Stored items =>
## Begin

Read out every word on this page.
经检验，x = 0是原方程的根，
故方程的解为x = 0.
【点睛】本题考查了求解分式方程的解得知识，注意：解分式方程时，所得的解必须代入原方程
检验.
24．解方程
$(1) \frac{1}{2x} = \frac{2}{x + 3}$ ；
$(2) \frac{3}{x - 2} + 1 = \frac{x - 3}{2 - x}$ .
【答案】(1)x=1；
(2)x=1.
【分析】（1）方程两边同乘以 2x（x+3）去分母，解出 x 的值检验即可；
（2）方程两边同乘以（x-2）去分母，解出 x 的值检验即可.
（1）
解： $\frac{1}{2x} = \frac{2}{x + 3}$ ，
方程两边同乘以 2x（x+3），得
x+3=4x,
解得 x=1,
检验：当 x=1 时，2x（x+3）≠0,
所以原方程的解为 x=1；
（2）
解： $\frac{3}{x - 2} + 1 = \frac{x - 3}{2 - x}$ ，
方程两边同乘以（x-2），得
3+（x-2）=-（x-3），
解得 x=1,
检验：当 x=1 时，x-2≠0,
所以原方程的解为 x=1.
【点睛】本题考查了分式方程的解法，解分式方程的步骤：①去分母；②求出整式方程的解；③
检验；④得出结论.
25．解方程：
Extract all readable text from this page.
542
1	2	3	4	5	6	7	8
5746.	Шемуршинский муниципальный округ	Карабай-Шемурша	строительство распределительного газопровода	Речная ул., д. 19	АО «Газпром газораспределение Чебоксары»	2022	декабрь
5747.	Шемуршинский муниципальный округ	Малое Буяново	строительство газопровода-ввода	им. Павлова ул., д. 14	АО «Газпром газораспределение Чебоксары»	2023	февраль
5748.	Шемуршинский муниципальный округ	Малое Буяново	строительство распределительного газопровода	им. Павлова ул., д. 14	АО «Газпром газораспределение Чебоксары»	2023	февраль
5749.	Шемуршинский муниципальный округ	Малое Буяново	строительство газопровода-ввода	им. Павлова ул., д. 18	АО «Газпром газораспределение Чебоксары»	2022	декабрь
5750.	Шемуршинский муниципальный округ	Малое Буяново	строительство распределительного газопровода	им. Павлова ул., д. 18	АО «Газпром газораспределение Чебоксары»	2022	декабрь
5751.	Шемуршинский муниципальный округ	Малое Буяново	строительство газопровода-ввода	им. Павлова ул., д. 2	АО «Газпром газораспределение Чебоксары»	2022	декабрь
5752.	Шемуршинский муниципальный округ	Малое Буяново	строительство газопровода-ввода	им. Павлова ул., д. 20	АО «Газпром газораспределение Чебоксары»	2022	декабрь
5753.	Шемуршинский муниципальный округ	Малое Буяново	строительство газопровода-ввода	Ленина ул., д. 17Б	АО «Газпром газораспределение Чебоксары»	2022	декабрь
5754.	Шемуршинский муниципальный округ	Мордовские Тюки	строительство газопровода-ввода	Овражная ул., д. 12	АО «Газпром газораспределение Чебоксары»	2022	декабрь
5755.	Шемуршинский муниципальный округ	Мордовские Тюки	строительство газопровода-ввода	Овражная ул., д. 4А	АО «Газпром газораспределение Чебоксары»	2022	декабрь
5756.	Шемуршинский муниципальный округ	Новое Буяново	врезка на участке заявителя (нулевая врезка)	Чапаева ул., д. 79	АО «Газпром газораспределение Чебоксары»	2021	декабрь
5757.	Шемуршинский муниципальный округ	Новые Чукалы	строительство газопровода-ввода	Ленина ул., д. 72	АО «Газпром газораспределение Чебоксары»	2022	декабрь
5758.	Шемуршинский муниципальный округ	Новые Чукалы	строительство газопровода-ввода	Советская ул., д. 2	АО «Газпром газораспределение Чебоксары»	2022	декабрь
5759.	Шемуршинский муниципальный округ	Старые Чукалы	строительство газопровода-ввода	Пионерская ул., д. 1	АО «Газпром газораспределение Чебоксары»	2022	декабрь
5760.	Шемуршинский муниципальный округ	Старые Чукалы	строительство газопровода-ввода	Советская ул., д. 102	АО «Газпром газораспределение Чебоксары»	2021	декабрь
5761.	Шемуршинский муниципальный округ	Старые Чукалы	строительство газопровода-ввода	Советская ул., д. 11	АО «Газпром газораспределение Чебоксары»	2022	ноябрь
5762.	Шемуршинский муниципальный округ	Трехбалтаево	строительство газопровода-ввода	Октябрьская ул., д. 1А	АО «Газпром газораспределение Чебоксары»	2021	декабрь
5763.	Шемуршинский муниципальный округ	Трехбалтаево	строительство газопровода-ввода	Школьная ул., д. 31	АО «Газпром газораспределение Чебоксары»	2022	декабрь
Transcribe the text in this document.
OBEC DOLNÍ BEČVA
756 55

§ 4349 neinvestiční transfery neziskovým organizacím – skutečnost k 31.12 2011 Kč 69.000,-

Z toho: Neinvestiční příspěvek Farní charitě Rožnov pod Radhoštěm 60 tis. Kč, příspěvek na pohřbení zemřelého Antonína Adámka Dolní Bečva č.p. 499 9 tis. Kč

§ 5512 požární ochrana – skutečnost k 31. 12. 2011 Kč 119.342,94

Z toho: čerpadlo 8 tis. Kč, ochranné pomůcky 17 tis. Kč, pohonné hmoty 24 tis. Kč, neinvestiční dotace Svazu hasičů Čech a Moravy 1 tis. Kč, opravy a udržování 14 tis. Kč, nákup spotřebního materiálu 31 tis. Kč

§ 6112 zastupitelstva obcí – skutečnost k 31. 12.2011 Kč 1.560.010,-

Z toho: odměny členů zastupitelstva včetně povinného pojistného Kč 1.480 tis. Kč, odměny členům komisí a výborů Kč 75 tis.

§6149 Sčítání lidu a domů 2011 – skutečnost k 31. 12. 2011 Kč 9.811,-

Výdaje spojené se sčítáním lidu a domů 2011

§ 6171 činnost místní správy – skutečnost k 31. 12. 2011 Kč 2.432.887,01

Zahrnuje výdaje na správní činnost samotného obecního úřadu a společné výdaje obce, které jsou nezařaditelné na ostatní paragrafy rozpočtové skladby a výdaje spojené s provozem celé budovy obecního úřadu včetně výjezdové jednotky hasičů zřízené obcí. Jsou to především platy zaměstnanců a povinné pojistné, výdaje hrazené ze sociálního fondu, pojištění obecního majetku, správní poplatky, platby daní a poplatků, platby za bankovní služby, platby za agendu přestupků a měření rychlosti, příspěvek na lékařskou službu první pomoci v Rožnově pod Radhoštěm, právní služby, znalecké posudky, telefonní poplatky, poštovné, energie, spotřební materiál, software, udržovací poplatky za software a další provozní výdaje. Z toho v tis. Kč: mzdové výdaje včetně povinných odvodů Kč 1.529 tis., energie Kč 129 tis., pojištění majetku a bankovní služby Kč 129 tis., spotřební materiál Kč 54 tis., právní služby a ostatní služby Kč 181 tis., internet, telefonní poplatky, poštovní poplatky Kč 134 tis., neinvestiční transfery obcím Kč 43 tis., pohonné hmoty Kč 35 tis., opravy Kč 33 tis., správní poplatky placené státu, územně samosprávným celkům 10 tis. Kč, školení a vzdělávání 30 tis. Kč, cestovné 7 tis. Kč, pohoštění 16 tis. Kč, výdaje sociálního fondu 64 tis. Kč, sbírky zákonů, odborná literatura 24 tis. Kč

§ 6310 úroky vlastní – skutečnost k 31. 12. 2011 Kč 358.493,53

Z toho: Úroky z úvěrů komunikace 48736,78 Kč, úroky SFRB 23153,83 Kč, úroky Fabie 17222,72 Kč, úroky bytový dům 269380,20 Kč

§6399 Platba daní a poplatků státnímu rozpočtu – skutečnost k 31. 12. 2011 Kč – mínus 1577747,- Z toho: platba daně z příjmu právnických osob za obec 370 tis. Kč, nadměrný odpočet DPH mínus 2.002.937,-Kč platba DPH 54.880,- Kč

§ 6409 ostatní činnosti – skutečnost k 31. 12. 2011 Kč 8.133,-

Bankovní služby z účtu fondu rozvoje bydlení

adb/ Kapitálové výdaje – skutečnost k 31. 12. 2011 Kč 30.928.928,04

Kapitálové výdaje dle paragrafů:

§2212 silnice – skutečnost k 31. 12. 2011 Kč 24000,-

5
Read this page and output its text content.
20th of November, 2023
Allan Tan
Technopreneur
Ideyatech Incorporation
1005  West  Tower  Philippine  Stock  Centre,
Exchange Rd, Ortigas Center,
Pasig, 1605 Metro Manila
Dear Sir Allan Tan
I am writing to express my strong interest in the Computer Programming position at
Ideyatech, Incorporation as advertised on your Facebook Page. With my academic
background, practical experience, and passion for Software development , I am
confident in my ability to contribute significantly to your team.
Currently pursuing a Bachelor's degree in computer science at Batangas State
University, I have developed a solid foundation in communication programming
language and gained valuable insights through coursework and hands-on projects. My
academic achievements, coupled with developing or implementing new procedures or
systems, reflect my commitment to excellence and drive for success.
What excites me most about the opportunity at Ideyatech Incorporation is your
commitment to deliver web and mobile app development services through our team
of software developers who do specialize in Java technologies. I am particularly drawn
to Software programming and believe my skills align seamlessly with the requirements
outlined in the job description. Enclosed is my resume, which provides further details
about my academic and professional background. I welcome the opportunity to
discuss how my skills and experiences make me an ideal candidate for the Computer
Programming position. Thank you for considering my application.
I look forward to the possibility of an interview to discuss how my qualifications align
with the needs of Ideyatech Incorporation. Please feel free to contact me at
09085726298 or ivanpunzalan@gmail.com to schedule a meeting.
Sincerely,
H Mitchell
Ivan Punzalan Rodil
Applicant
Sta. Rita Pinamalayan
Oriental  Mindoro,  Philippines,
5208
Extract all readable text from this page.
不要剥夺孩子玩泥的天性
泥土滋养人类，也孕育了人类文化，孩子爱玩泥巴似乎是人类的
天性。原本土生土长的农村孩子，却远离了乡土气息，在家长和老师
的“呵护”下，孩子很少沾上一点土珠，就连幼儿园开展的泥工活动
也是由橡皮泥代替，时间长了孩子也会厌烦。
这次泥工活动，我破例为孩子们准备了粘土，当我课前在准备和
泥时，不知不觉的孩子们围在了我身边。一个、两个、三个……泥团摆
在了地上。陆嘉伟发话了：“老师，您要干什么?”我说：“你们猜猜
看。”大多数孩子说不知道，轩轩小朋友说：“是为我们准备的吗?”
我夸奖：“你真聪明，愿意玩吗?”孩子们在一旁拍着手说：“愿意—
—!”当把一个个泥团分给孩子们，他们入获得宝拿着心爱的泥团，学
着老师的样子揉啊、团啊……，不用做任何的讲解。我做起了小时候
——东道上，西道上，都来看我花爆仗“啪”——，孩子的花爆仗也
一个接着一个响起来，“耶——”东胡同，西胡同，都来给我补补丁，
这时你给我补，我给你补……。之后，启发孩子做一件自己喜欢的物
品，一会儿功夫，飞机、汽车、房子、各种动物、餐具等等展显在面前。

## End

Exercise directions => In the data above, tally the lines holding "fondu" and answer with the figure only.

Exercise solution => 2